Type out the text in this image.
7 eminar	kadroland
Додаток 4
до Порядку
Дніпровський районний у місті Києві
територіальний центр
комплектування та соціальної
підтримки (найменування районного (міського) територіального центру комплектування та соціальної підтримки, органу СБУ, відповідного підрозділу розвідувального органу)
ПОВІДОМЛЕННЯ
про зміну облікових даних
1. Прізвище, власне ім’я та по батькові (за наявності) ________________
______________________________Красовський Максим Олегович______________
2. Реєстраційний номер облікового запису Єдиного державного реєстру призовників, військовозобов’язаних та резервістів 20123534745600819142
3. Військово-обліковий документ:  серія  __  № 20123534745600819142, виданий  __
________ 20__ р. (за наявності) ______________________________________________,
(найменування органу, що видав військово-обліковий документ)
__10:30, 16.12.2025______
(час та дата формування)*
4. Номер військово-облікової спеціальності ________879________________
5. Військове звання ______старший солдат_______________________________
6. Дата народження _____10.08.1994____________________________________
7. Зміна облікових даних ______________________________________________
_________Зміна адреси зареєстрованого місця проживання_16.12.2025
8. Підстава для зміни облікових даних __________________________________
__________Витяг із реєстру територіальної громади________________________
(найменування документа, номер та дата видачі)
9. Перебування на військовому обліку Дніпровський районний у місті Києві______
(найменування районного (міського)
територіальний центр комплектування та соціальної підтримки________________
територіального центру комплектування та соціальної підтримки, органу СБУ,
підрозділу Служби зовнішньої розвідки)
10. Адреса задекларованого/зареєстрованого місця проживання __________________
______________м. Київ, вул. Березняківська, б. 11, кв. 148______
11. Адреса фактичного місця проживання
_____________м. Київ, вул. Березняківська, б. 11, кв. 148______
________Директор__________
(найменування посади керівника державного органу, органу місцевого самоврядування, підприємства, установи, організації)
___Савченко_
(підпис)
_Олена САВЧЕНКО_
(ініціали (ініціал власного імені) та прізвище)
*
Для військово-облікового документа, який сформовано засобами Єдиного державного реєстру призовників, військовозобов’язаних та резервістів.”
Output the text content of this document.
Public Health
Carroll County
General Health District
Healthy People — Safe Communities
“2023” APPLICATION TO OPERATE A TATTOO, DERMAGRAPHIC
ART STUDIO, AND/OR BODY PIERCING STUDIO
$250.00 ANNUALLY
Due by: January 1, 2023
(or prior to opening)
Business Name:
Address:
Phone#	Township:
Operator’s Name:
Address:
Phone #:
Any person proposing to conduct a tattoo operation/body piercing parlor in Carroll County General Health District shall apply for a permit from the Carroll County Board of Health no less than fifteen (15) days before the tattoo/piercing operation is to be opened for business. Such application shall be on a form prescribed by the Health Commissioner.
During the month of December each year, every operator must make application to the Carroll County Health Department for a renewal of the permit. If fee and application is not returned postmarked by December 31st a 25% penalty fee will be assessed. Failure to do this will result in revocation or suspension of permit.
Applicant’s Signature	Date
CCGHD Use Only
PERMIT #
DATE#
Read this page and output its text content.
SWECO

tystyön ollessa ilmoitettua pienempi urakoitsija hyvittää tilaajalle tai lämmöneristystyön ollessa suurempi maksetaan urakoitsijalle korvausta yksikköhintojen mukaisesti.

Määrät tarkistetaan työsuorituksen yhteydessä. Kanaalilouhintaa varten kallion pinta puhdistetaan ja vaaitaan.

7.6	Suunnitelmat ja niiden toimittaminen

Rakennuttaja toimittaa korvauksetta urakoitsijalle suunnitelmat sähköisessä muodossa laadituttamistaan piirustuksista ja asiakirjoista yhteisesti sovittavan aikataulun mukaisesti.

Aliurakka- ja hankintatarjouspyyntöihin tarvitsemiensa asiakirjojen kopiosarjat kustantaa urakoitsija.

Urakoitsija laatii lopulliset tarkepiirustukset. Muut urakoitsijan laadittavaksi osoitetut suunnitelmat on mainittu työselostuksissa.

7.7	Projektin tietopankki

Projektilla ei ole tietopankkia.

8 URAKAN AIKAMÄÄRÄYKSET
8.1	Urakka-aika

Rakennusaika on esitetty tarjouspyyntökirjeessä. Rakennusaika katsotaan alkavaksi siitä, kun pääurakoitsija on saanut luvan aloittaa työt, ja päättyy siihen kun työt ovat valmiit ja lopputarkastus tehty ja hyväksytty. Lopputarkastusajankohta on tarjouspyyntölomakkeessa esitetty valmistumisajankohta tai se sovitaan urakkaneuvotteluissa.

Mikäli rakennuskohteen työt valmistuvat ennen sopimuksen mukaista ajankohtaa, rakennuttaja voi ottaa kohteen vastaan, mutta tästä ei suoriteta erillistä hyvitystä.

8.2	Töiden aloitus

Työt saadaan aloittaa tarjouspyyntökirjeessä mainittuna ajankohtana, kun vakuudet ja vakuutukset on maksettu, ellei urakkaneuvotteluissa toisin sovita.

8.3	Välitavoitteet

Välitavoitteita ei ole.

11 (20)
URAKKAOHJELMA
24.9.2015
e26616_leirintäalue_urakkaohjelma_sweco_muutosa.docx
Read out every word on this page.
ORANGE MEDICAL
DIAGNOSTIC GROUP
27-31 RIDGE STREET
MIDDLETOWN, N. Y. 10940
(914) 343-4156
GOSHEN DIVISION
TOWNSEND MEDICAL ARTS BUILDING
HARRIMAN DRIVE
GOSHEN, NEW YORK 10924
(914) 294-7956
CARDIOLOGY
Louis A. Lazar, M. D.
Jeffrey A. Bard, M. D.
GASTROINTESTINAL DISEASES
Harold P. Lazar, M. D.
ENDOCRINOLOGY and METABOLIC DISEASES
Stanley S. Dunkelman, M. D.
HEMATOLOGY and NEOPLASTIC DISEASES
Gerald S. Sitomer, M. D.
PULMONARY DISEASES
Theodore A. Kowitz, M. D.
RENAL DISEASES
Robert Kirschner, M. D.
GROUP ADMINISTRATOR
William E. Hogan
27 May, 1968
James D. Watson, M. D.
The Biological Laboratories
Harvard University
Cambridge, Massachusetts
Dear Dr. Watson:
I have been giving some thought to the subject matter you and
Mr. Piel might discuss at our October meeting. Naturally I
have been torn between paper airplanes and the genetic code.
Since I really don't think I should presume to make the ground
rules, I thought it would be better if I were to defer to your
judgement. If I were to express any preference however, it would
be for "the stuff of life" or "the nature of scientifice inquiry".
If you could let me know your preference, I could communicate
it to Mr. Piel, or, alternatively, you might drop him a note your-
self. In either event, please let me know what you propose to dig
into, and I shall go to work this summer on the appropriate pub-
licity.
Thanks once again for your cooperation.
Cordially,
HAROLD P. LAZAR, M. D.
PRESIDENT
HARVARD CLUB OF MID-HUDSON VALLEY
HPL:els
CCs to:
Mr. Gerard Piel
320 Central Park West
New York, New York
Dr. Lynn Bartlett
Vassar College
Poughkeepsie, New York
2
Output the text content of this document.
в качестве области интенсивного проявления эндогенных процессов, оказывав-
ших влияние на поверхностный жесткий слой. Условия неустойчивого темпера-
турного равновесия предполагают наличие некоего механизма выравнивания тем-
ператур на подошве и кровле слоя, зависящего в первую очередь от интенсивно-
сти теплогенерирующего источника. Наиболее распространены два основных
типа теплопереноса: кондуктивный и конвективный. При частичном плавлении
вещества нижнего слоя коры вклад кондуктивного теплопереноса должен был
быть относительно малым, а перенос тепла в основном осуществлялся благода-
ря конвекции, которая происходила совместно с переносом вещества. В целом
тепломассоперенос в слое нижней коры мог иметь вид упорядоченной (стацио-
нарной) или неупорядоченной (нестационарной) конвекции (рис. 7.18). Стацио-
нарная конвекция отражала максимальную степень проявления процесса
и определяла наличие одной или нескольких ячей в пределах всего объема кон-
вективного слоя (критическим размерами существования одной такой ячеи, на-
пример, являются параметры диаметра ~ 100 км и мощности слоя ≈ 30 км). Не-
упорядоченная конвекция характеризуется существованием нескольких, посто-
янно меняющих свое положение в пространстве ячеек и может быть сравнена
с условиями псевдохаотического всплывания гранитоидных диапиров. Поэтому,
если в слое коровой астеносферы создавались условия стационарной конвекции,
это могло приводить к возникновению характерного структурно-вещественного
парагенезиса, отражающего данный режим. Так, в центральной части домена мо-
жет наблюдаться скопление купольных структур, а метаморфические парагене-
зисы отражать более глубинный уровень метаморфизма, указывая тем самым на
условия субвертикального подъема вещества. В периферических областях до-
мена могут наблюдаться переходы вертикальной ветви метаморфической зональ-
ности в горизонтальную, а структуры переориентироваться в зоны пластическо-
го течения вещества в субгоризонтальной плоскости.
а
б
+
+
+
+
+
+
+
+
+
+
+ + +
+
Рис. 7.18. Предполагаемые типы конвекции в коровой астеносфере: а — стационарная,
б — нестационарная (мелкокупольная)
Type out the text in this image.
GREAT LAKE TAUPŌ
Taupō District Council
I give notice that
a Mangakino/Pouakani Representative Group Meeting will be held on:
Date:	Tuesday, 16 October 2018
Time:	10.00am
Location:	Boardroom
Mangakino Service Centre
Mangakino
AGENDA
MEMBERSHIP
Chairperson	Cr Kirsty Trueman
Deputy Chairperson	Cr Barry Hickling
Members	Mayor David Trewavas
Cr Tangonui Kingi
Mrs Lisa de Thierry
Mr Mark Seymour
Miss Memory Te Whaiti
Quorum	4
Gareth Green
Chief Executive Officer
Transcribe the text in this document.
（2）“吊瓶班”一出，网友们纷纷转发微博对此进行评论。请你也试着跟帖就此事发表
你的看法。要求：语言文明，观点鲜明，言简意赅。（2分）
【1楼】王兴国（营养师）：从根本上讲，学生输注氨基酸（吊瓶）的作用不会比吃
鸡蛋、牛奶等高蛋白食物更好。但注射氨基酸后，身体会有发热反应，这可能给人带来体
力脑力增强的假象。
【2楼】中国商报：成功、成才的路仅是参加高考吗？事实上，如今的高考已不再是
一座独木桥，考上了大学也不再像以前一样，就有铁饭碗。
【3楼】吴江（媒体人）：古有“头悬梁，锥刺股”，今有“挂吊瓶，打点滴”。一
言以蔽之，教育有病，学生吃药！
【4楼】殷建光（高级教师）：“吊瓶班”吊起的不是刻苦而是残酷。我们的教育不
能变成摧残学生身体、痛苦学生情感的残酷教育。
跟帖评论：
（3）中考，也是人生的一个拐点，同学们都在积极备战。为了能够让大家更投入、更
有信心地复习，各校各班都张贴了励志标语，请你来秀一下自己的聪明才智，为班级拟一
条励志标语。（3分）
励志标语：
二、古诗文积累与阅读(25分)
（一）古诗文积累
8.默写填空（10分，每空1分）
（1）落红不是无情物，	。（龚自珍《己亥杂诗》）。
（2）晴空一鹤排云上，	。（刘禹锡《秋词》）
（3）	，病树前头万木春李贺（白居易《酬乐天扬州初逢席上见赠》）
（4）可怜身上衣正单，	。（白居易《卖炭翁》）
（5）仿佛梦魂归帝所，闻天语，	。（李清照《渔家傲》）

__Given instruction__
Each line from the one containing "Transcribe the text in this document." to the end of the listing above should be copied exactly, and nothing else.

__Answer to the task__
Transcribe the text in this document.
（2）“吊瓶班”一出，网友们纷纷转发微博对此进行评论。请你也试着跟帖就此事发表
你的看法。要求：语言文明，观点鲜明，言简意赅。（2分）
【1楼】王兴国（营养师）：从根本上讲，学生输注氨基酸（吊瓶）的作用不会比吃
鸡蛋、牛奶等高蛋白食物更好。但注射氨基酸后，身体会有发热反应，这可能给人带来体
力脑力增强的假象。
【2楼】中国商报：成功、成才的路仅是参加高考吗？事实上，如今的高考已不再是
一座独木桥，考上了大学也不再像以前一样，就有铁饭碗。
【3楼】吴江（媒体人）：古有“头悬梁，锥刺股”，今有“挂吊瓶，打点滴”。一
言以蔽之，教育有病，学生吃药！
【4楼】殷建光（高级教师）：“吊瓶班”吊起的不是刻苦而是残酷。我们的教育不
能变成摧残学生身体、痛苦学生情感的残酷教育。
跟帖评论：
（3）中考，也是人生的一个拐点，同学们都在积极备战。为了能够让大家更投入、更
有信心地复习，各校各班都张贴了励志标语，请你来秀一下自己的聪明才智，为班级拟一
条励志标语。（3分）
励志标语：
二、古诗文积累与阅读(25分)
（一）古诗文积累
8.默写填空（10分，每空1分）
（1）落红不是无情物，	。（龚自珍《己亥杂诗》）。
（2）晴空一鹤排云上，	。（刘禹锡《秋词》）
（3）	，病树前头万木春李贺（白居易《酬乐天扬州初逢席上见赠》）
（4）可怜身上衣正单，	。（白居易《卖炭翁》）
（5）仿佛梦魂归帝所，闻天语，	。（李清照《渔家傲》）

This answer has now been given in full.